# Provided records

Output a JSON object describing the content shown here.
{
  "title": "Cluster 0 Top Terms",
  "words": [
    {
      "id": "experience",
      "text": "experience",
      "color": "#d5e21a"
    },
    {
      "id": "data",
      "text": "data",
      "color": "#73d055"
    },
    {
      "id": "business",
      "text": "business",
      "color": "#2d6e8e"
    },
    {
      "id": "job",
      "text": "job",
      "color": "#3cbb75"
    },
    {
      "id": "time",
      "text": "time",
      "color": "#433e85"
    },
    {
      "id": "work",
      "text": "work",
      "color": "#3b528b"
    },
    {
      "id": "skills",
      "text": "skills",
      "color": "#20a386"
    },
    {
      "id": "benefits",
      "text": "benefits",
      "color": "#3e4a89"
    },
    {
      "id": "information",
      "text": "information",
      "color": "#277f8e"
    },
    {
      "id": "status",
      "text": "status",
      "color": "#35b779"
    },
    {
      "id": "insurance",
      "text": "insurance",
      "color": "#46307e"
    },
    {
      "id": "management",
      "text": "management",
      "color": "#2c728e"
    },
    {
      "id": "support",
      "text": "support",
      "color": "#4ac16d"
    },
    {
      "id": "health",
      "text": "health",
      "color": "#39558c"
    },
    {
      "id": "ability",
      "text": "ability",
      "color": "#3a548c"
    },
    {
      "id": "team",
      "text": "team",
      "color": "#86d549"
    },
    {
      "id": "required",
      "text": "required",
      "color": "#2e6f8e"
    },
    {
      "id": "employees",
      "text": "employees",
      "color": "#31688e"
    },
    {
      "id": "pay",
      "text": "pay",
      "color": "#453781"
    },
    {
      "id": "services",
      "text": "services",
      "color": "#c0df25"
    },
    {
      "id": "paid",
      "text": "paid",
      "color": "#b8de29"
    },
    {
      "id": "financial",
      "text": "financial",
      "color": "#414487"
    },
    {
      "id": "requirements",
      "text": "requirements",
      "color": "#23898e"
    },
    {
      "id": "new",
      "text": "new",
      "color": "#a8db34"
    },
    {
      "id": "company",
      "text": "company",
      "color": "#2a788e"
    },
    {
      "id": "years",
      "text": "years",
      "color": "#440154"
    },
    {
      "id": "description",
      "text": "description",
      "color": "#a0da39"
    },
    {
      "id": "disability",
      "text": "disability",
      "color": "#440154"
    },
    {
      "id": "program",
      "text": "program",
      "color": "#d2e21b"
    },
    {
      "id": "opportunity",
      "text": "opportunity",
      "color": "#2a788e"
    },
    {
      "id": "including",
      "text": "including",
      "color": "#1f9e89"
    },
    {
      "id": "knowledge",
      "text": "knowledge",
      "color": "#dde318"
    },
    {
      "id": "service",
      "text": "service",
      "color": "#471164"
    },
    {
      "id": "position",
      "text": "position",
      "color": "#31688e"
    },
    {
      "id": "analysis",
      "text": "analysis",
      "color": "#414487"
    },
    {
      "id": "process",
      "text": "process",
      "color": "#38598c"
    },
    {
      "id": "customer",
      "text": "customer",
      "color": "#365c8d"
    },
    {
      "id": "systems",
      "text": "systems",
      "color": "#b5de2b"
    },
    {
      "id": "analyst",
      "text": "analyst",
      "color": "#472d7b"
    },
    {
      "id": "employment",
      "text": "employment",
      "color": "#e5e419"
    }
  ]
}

# Written problem
Retype the listing above in full, with no alterations.

# Solution below
Output a JSON object describing the content shown here.
{
  "title": "Cluster 0 Top Terms",
  "words": [
    {
      "id": "experience",
      "text": "experience",
      "color": "#d5e21a"
    },
    {
      "id": "data",
      "text": "data",
      "color": "#73d055"
    },
    {
      "id": "business",
      "text": "business",
      "color": "#2d6e8e"
    },
    {
      "id": "job",
      "text": "job",
      "color": "#3cbb75"
    },
    {
      "id": "time",
      "text": "time",
      "color": "#433e85"
    },
    {
      "id": "work",
      "text": "work",
      "color": "#3b528b"
    },
    {
      "id": "skills",
      "text": "skills",
      "color": "#20a386"
    },
    {
      "id": "benefits",
      "text": "benefits",
      "color": "#3e4a89"
    },
    {
      "id": "information",
      "text": "information",
      "color": "#277f8e"
    },
    {
      "id": "status",
      "text": "status",
      "color": "#35b779"
    },
    {
      "id": "insurance",
      "text": "insurance",
      "color": "#46307e"
    },
    {
      "id": "management",
      "text": "management",
      "color": "#2c728e"
    },
    {
      "id": "support",
      "text": "support",
      "color": "#4ac16d"
    },
    {
      "id": "health",
      "text": "health",
      "color": "#39558c"
    },
    {
      "id": "ability",
      "text": "ability",
      "color": "#3a548c"
    },
    {
      "id": "team",
      "text": "team",
      "color": "#86d549"
    },
    {
      "id": "required",
      "text": "required",
      "color": "#2e6f8e"
    },
    {
      "id": "employees",
      "text": "employees",
      "color": "#31688e"
    },
    {
      "id": "pay",
      "text": "pay",
      "color": "#453781"
    },
    {
      "id": "services",
      "text": "services",
      "color": "#c0df25"
    },
    {
      "id": "paid",
      "text": "paid",
      "color": "#b8de29"
    },
    {
      "id": "financial",
      "text": "financial",
      "color": "#414487"
    },
    {
      "id": "requirements",
      "text": "requirements",
      "color": "#23898e"
    },
    {
      "id": "new",
      "text": "new",
      "color": "#a8db34"
    },
    {
      "id": "company",
      "text": "company",
      "color": "#2a788e"
    },
    {
      "id": "years",
      "text": "years",
      "color": "#440154"
    },
    {
      "id": "description",
      "text": "description",
      "color": "#a0da39"
    },
    {
      "id": "disability",
      "text": "disability",
      "color": "#440154"
    },
    {
      "id": "program",
      "text": "program",
      "color": "#d2e21b"
    },
    {
      "id": "opportunity",
      "text": "opportunity",
      "color": "#2a788e"
    },
    {
      "id": "including",
      "text": "including",
      "color": "#1f9e89"
    },
    {
      "id": "knowledge",
      "text": "knowledge",
      "color": "#dde318"
    },
    {
      "id": "service",
      "text": "service",
      "color": "#471164"
    },
    {
      "id": "position",
      "text": "position",
      "color": "#31688e"
    },
    {
      "id": "analysis",
      "text": "analysis",
      "color": "#414487"
    },
    {
      "id": "process",
      "text": "process",
      "color": "#38598c"
    },
    {
      "id": "customer",
      "text": "customer",
      "color": "#365c8d"
    },
    {
      "id": "systems",
      "text": "systems",
      "color": "#b5de2b"
    },
    {
      "id": "analyst",
      "text": "analyst",
      "color": "#472d7b"
    },
    {
      "id": "employment",
      "text": "employment",
      "color": "#e5e419"
    }
  ]
}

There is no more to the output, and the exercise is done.